[Records provided start]
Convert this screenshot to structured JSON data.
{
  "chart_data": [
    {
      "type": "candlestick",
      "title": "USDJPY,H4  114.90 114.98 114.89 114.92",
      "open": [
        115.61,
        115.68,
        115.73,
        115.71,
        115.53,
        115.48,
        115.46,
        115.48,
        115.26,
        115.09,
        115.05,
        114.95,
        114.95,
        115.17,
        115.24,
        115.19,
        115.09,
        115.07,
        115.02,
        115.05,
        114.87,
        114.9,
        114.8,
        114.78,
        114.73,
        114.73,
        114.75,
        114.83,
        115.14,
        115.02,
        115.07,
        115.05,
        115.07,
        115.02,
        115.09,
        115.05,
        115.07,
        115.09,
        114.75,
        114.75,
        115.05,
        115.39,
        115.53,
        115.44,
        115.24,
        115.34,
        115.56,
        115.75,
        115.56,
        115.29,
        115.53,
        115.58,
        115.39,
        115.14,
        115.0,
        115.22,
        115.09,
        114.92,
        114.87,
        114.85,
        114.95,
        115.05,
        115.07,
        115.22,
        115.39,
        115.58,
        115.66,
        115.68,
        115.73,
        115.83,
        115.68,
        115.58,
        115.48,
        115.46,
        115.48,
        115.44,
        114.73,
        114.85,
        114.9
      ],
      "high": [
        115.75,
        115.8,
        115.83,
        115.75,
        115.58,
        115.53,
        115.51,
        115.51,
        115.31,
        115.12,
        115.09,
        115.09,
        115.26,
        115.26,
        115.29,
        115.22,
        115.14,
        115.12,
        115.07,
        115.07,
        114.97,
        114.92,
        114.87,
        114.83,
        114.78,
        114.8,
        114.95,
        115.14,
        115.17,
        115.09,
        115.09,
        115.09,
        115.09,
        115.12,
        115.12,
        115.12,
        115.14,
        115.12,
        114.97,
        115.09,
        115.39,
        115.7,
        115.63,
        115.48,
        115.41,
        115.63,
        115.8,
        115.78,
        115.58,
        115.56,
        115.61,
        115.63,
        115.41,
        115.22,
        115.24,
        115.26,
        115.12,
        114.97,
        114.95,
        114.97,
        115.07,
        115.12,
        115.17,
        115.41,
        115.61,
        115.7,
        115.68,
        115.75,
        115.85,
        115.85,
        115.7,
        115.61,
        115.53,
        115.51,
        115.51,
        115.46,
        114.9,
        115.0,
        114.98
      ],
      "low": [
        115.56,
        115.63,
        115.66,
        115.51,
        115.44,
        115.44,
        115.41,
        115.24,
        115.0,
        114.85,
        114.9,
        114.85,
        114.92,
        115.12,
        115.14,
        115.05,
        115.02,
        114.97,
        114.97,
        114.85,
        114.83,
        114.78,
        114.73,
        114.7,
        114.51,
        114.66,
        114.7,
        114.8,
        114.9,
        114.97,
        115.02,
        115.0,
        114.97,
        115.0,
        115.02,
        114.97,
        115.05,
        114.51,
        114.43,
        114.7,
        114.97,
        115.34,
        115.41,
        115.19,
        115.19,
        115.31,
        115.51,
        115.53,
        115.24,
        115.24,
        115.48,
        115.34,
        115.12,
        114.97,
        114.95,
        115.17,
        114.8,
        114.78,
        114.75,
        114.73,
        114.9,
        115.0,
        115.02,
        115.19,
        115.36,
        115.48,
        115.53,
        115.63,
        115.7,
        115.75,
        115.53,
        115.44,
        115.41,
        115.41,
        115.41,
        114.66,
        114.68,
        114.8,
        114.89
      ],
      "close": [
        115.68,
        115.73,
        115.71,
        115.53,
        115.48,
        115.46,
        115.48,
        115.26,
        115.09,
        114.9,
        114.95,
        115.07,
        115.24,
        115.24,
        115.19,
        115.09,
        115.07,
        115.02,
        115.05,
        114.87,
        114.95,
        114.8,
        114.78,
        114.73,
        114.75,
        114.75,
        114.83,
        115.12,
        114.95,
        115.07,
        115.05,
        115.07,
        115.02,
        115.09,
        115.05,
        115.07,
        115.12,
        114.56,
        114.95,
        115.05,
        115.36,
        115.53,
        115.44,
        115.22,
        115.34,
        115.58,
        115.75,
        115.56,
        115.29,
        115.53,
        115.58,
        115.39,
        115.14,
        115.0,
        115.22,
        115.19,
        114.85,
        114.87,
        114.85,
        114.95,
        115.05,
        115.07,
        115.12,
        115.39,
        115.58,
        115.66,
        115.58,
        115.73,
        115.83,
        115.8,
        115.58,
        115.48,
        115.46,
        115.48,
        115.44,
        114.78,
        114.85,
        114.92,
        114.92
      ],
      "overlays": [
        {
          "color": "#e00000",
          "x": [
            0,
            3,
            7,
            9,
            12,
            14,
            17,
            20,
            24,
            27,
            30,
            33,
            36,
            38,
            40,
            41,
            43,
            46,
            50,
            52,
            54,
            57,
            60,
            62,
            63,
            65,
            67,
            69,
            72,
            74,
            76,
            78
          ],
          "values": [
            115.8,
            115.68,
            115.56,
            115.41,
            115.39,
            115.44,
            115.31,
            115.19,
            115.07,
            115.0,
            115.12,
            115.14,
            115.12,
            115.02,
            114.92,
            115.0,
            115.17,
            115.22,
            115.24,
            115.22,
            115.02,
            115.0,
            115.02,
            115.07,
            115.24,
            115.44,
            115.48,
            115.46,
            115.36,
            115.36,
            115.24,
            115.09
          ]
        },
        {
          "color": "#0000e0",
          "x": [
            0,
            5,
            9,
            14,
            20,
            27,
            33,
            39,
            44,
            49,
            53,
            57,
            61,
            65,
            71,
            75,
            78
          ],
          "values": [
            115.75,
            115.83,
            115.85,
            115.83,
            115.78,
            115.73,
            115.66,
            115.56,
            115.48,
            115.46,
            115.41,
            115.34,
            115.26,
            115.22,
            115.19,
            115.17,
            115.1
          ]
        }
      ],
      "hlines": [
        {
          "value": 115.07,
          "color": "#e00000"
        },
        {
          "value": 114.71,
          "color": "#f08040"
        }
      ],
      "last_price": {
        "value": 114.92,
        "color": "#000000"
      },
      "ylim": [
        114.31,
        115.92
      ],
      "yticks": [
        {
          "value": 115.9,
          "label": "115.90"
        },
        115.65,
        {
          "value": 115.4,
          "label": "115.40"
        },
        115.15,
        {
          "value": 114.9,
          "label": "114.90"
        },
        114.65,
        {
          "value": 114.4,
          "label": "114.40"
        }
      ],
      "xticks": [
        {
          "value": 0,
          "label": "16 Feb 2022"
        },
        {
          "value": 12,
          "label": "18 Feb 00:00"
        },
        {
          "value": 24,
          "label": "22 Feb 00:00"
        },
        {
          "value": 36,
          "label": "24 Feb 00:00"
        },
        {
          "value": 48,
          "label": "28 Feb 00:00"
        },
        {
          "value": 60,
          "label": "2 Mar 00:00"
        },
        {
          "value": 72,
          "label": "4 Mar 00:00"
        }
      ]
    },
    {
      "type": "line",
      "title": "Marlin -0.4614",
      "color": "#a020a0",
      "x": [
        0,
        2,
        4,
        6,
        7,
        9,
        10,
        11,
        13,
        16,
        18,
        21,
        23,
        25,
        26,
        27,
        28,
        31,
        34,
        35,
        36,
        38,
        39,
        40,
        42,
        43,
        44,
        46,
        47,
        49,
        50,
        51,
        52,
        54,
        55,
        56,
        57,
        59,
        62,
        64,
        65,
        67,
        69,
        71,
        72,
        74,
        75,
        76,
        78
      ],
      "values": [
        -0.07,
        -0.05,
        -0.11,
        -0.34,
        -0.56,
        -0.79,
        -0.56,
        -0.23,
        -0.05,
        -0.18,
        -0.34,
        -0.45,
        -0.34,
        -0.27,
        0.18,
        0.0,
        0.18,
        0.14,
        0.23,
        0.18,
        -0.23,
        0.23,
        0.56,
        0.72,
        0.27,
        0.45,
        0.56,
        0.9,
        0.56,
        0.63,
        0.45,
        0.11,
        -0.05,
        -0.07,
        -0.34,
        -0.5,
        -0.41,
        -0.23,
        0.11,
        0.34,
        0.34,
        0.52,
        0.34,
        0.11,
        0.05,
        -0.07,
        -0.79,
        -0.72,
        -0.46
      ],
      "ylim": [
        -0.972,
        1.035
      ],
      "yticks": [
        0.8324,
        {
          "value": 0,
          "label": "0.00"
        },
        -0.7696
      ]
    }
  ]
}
[Records provided end]
• **The exercise**
Copy all lines from the material that contain "title".

• **Answer for this exercise**
      "title": "USDJPY,H4  114.90 114.98 114.89 114.92",
      "title": "Marlin -0.4614",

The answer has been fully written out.